Please write out the material that follows, exactly as it stands.

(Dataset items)
#####
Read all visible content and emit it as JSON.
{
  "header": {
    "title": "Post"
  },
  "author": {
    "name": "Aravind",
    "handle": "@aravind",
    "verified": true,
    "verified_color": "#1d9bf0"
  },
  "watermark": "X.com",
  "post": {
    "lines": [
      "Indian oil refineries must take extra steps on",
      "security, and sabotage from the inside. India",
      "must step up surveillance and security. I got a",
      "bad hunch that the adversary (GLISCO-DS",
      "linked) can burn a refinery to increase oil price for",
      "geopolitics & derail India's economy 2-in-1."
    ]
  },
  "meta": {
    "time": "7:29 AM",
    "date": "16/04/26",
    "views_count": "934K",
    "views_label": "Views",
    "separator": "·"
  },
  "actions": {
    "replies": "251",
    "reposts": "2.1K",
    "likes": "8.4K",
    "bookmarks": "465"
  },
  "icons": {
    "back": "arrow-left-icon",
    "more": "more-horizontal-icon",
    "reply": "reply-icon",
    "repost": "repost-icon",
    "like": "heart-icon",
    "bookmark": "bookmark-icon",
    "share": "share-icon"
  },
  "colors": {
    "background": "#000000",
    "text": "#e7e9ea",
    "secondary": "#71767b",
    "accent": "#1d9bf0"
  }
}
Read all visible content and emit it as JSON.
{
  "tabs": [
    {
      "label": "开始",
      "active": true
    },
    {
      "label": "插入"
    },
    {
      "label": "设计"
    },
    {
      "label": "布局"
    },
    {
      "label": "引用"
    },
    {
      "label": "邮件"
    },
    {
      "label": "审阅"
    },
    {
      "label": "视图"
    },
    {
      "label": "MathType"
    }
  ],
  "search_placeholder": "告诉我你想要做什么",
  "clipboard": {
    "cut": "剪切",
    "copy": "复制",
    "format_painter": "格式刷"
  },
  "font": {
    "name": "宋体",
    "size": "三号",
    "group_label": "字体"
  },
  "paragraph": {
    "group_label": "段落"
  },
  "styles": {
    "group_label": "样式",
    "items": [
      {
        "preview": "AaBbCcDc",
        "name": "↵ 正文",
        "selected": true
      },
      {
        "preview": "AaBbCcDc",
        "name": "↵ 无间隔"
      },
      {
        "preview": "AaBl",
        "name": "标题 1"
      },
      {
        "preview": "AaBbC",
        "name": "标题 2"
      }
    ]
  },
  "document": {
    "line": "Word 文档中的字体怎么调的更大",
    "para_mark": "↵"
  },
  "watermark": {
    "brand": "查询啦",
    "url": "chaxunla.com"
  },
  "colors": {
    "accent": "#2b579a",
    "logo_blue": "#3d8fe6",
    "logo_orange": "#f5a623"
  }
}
#####
- **WRITTEN SOLUTION**
Read all visible content and emit it as JSON.
{
  "header": {
    "title": "Post"
  },
  "author": {
    "name": "Aravind",
    "handle": "@aravind",
    "verified": true,
    "verified_color": "#1d9bf0"
  },
  "watermark": "X.com",
  "post": {
    "lines": [
      "Indian oil refineries must take extra steps on",
      "security, and sabotage from the inside. India",
      "must step up surveillance and security. I got a",
      "bad hunch that the adversary (GLISCO-DS",
      "linked) can burn a refinery to increase oil price for",
      "geopolitics & derail India's economy 2-in-1."
    ]
  },
  "meta": {
    "time": "7:29 AM",
    "date": "16/04/26",
    "views_count": "934K",
    "views_label": "Views",
    "separator": "·"
  },
  "actions": {
    "replies": "251",
    "reposts": "2.1K",
    "likes": "8.4K",
    "bookmarks": "465"
  },
  "icons": {
    "back": "arrow-left-icon",
    "more": "more-horizontal-icon",
    "reply": "reply-icon",
    "repost": "repost-icon",
    "like": "heart-icon",
    "bookmark": "bookmark-icon",
    "share": "share-icon"
  },
  "colors": {
    "background": "#000000",
    "text": "#e7e9ea",
    "secondary": "#71767b",
    "accent": "#1d9bf0"
  }
}
Read all visible content and emit it as JSON.
{
  "tabs": [
    {
      "label": "开始",
      "active": true
    },
    {
      "label": "插入"
    },
    {
      "label": "设计"
    },
    {
      "label": "布局"
    },
    {
      "label": "引用"
    },
    {
      "label": "邮件"
    },
    {
      "label": "审阅"
    },
    {
      "label": "视图"
    },
    {
      "label": "MathType"
    }
  ],
  "search_placeholder": "告诉我你想要做什么",
  "clipboard": {
    "cut": "剪切",
    "copy": "复制",
    "format_painter": "格式刷"
  },
  "font": {
    "name": "宋体",
    "size": "三号",
    "group_label": "字体"
  },
  "paragraph": {
    "group_label": "段落"
  },
  "styles": {
    "group_label": "样式",
    "items": [
      {
        "preview": "AaBbCcDc",
        "name": "↵ 正文",
        "selected": true
      },
      {
        "preview": "AaBbCcDc",
        "name": "↵ 无间隔"
      },
      {
        "preview": "AaBl",
        "name": "标题 1"
      },
      {
        "preview": "AaBbC",
        "name": "标题 2"
      }
    ]
  },
  "document": {
    "line": "Word 文档中的字体怎么调的更大",
    "para_mark": "↵"
  },
  "watermark": {
    "brand": "查询啦",
    "url": "chaxunla.com"
  },
  "colors": {
    "accent": "#2b579a",
    "logo_blue": "#3d8fe6",
    "logo_orange": "#f5a623"
  }
}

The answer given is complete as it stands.